▸ **What you have to do**
Locate and copy each line in the data that contains the word "true".

-- Stored rows start --

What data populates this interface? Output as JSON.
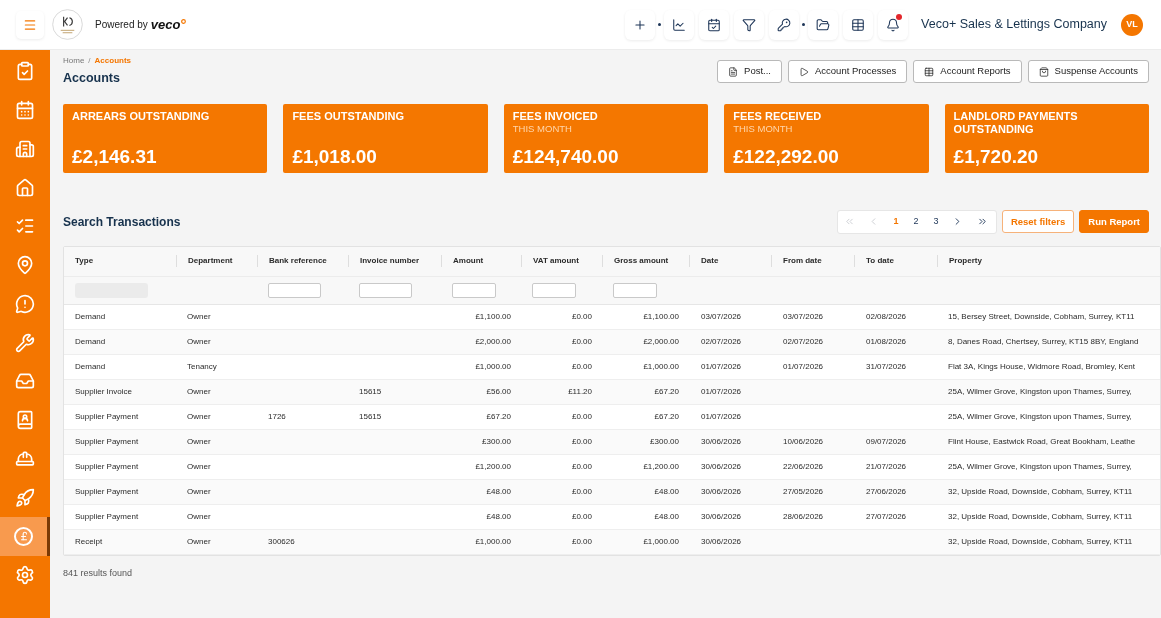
{
  "top_bar": {
    "powered_by": "Powered by",
    "brand": "veco",
    "notifications_unread": true,
    "company": "Veco+ Sales & Lettings Company",
    "avatar": "VL"
  },
  "sidebar": {
    "items": [
      {
        "selected": false
      },
      {
        "selected": false
      },
      {
        "selected": false
      },
      {
        "selected": false
      },
      {
        "selected": false
      },
      {
        "selected": false
      },
      {
        "selected": false
      },
      {
        "selected": false
      },
      {
        "selected": false
      },
      {
        "selected": false
      },
      {
        "selected": false
      },
      {
        "selected": false
      },
      {
        "selected": true
      },
      {
        "selected": false
      }
    ]
  },
  "breadcrumb": {
    "separator": "/",
    "items": [
      {
        "label": "Home",
        "current": false
      },
      {
        "label": "Accounts",
        "current": true
      }
    ]
  },
  "title": "Accounts",
  "actions": [
    {
      "label": "Post..."
    },
    {
      "label": "Account Processes"
    },
    {
      "label": "Account Reports"
    },
    {
      "label": "Suspense Accounts"
    }
  ],
  "stat_cards": [
    {
      "title": "ARREARS OUTSTANDING",
      "value": "£2,146.31"
    },
    {
      "title": "FEES OUTSTANDING",
      "value": "£1,018.00"
    },
    {
      "title": "FEES INVOICED",
      "subtitle": "THIS MONTH",
      "value": "£124,740.00"
    },
    {
      "title": "FEES RECEIVED",
      "subtitle": "THIS MONTH",
      "value": "£122,292.00"
    },
    {
      "title": "LANDLORD PAYMENTS OUTSTANDING",
      "value": "£1,720.20"
    }
  ],
  "search": {
    "title": "Search Transactions",
    "pagination": {
      "first_disabled": true,
      "prev_disabled": true,
      "pages": [
        {
          "label": "1",
          "selected": true
        },
        {
          "label": "2",
          "selected": false
        },
        {
          "label": "3",
          "selected": false
        }
      ],
      "next_disabled": false,
      "last_disabled": false
    },
    "buttons": [
      {
        "label": "Reset filters",
        "kind": "outline"
      },
      {
        "label": "Run Report",
        "kind": "primary"
      }
    ]
  },
  "table": {
    "columns": [
      {
        "label": "Type",
        "kind": "text",
        "filter": {
          "kind": "input",
          "disabled": true
        }
      },
      {
        "label": "Department",
        "kind": "text"
      },
      {
        "label": "Bank reference",
        "kind": "text",
        "filter": {
          "kind": "input",
          "disabled": false
        }
      },
      {
        "label": "Invoice number",
        "kind": "text",
        "filter": {
          "kind": "input",
          "disabled": false
        }
      },
      {
        "label": "Amount",
        "kind": "money",
        "filter": {
          "kind": "input",
          "disabled": false
        }
      },
      {
        "label": "VAT amount",
        "kind": "money",
        "filter": {
          "kind": "input",
          "disabled": false
        }
      },
      {
        "label": "Gross amount",
        "kind": "money",
        "filter": {
          "kind": "input",
          "disabled": false
        }
      },
      {
        "label": "Date",
        "kind": "date"
      },
      {
        "label": "From date",
        "kind": "date"
      },
      {
        "label": "To date",
        "kind": "date"
      },
      {
        "label": "Property",
        "kind": "text"
      }
    ],
    "rows": [
      {
        "type": "Demand",
        "department": "Owner",
        "amount": "£1,100.00",
        "vat_amount": "£0.00",
        "gross_amount": "£1,100.00",
        "date": "03/07/2026",
        "from_date": "03/07/2026",
        "to_date": "02/08/2026",
        "property": "15, Bersey Street, Downside, Cobham, Surrey, KT11"
      },
      {
        "type": "Demand",
        "department": "Owner",
        "amount": "£2,000.00",
        "vat_amount": "£0.00",
        "gross_amount": "£2,000.00",
        "date": "02/07/2026",
        "from_date": "02/07/2026",
        "to_date": "01/08/2026",
        "property": "8, Danes Road, Chertsey, Surrey, KT15 8BY, England"
      },
      {
        "type": "Demand",
        "department": "Tenancy",
        "amount": "£1,000.00",
        "vat_amount": "£0.00",
        "gross_amount": "£1,000.00",
        "date": "01/07/2026",
        "from_date": "01/07/2026",
        "to_date": "31/07/2026",
        "property": "Flat 3A, Kings House, Widmore Road, Bromley, Kent"
      },
      {
        "type": "Supplier Invoice",
        "department": "Owner",
        "invoice_number": "15615",
        "amount": "£56.00",
        "vat_amount": "£11.20",
        "gross_amount": "£67.20",
        "date": "01/07/2026",
        "property": "25A, Wilmer Grove, Kingston upon Thames, Surrey,"
      },
      {
        "type": "Supplier Payment",
        "department": "Owner",
        "bank_reference": "1726",
        "invoice_number": "15615",
        "amount": "£67.20",
        "vat_amount": "£0.00",
        "gross_amount": "£67.20",
        "date": "01/07/2026",
        "property": "25A, Wilmer Grove, Kingston upon Thames, Surrey,"
      },
      {
        "type": "Supplier Payment",
        "department": "Owner",
        "amount": "£300.00",
        "vat_amount": "£0.00",
        "gross_amount": "£300.00",
        "date": "30/06/2026",
        "from_date": "10/06/2026",
        "to_date": "09/07/2026",
        "property": "Flint House, Eastwick Road, Great Bookham, Leathe"
      },
      {
        "type": "Supplier Payment",
        "department": "Owner",
        "amount": "£1,200.00",
        "vat_amount": "£0.00",
        "gross_amount": "£1,200.00",
        "date": "30/06/2026",
        "from_date": "22/06/2026",
        "to_date": "21/07/2026",
        "property": "25A, Wilmer Grove, Kingston upon Thames, Surrey,"
      },
      {
        "type": "Supplier Payment",
        "department": "Owner",
        "amount": "£48.00",
        "vat_amount": "£0.00",
        "gross_amount": "£48.00",
        "date": "30/06/2026",
        "from_date": "27/05/2026",
        "to_date": "27/06/2026",
        "property": "32, Upside Road, Downside, Cobham, Surrey, KT11"
      },
      {
        "type": "Supplier Payment",
        "department": "Owner",
        "amount": "£48.00",
        "vat_amount": "£0.00",
        "gross_amount": "£48.00",
        "date": "30/06/2026",
        "from_date": "28/06/2026",
        "to_date": "27/07/2026",
        "property": "32, Upside Road, Downside, Cobham, Surrey, KT11"
      },
      {
        "type": "Receipt",
        "department": "Owner",
        "bank_reference": "300626",
        "amount": "£1,000.00",
        "vat_amount": "£0.00",
        "gross_amount": "£1,000.00",
        "date": "30/06/2026",
        "property": "32, Upside Road, Downside, Cobham, Surrey, KT11"
      }
    ]
  },
  "results": "841 results found"
}
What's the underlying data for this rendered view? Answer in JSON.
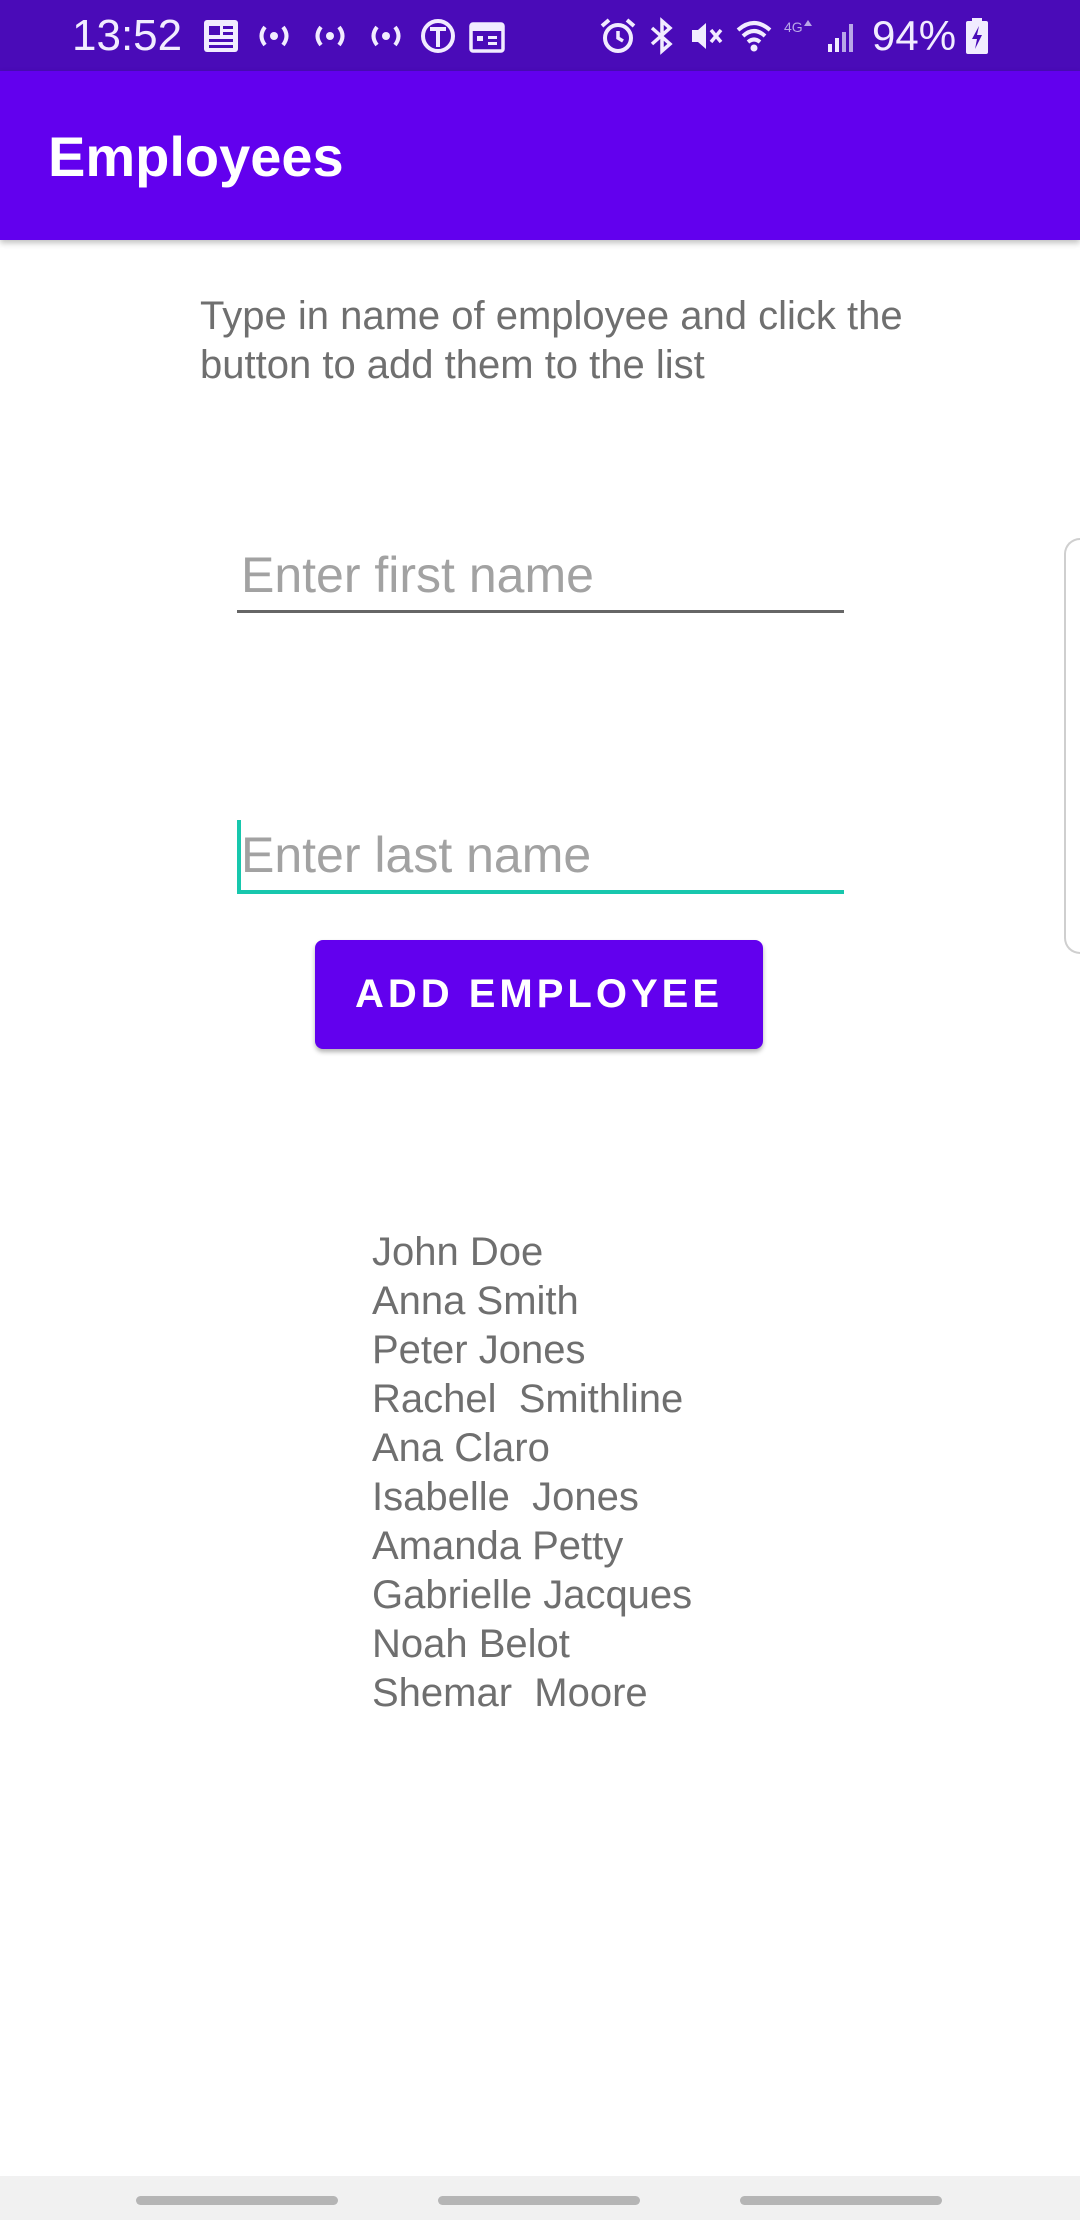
{
  "status_bar": {
    "time": "13:52",
    "battery": "94%",
    "left_icons": [
      "news-icon",
      "broadcast-icon",
      "broadcast-icon",
      "broadcast-icon",
      "nyt-icon",
      "calendar-icon"
    ],
    "right_icons": [
      "alarm-icon",
      "bluetooth-icon",
      "vibrate-icon",
      "wifi-icon",
      "lte-icon",
      "signal-icon",
      "battery-charging-icon"
    ]
  },
  "app_bar": {
    "title": "Employees"
  },
  "form": {
    "instructions": "Type in name of employee and click the button to add them to the list",
    "first_name": {
      "value": "",
      "placeholder": "Enter first name"
    },
    "last_name": {
      "value": "",
      "placeholder": "Enter last name"
    },
    "add_button_label": "ADD EMPLOYEE"
  },
  "employees": [
    "John Doe",
    "Anna Smith",
    "Peter Jones",
    "Rachel  Smithline",
    "Ana Claro",
    "Isabelle  Jones",
    "Amanda Petty",
    "Gabrielle Jacques",
    "Noah Belot",
    "Shemar  Moore"
  ],
  "colors": {
    "status_bar": "#4a0bb8",
    "primary": "#6200ee",
    "accent": "#17c7ad",
    "text_secondary": "#6f6f6f"
  }
}
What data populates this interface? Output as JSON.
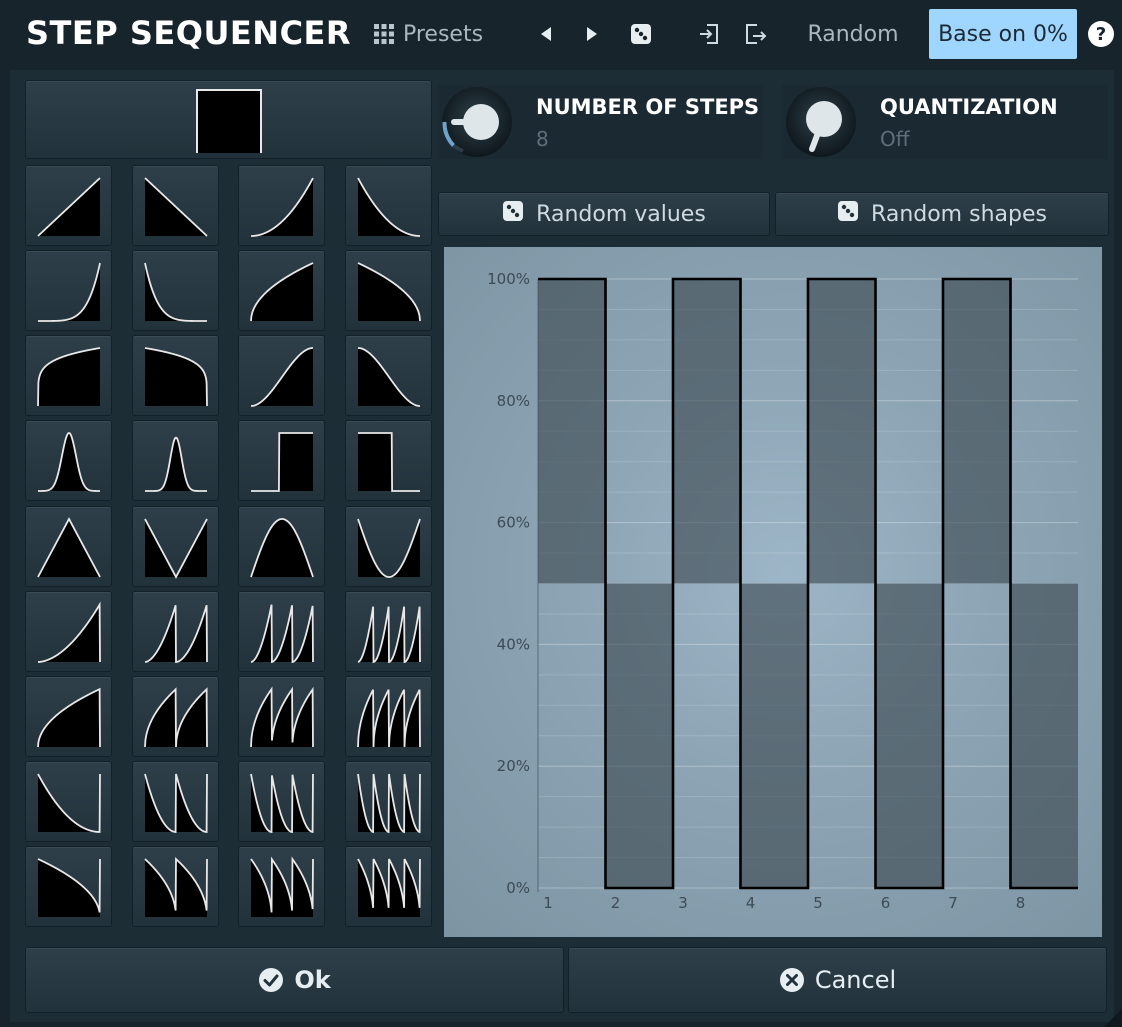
{
  "window": {
    "title": "STEP SEQUENCER"
  },
  "toolbar": {
    "presets_label": "Presets",
    "presets_icon": "grid-icon",
    "prev_icon": "triangle-left-icon",
    "next_icon": "triangle-right-icon",
    "dice_icon": "dice-icon",
    "import_icon": "import-icon",
    "export_icon": "export-icon",
    "random_label": "Random",
    "base_label": "Base on 0%",
    "help_label": "?"
  },
  "knobs": {
    "steps": {
      "title": "NUMBER OF STEPS",
      "value": "8"
    },
    "quantization": {
      "title": "QUANTIZATION",
      "value": "Off"
    }
  },
  "random_buttons": {
    "values_label": "Random values",
    "shapes_label": "Random shapes"
  },
  "shapes": {
    "count": 37,
    "names": [
      "square",
      "ramp-up",
      "ramp-down",
      "exp-up",
      "exp-down",
      "steep-exp-up",
      "steep-exp-down",
      "log-up",
      "log-down",
      "round-up",
      "round-down",
      "s-up",
      "s-down",
      "bell",
      "narrow-bell",
      "pulse-up",
      "pulse-down",
      "triangle",
      "v",
      "hill",
      "valley",
      "saw-1",
      "saw-2",
      "saw-3",
      "saw-4",
      "arc-1",
      "arc-2",
      "arc-3",
      "arc-4",
      "decay-1",
      "decay-2",
      "decay-3",
      "decay-4",
      "rdecay-1",
      "rdecay-2",
      "rdecay-3",
      "rdecay-4"
    ]
  },
  "chart_data": {
    "type": "bar",
    "categories": [
      "1",
      "2",
      "3",
      "4",
      "5",
      "6",
      "7",
      "8"
    ],
    "values": [
      100,
      0,
      100,
      0,
      100,
      0,
      100,
      0
    ],
    "base": 50,
    "ylim": [
      0,
      100
    ],
    "yticks": [
      "0%",
      "20%",
      "40%",
      "60%",
      "80%",
      "100%"
    ],
    "xticks": [
      "1",
      "2",
      "3",
      "4",
      "5",
      "6",
      "7",
      "8"
    ]
  },
  "buttons": {
    "ok_label": "Ok",
    "cancel_label": "Cancel"
  },
  "colors": {
    "accent": "#9fd6ff",
    "background": "#17242c",
    "panel": "#1d2d36",
    "bar_fill": "#4a5860",
    "graph_bg": "#8da5b5"
  }
}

-- Stored rows end --

▸ **Answer**
    "notifications_unread": true,
        "selected": true
        "current": true
      "first_disabled": true,
      "prev_disabled": true,
          "selected": true
          "disabled": true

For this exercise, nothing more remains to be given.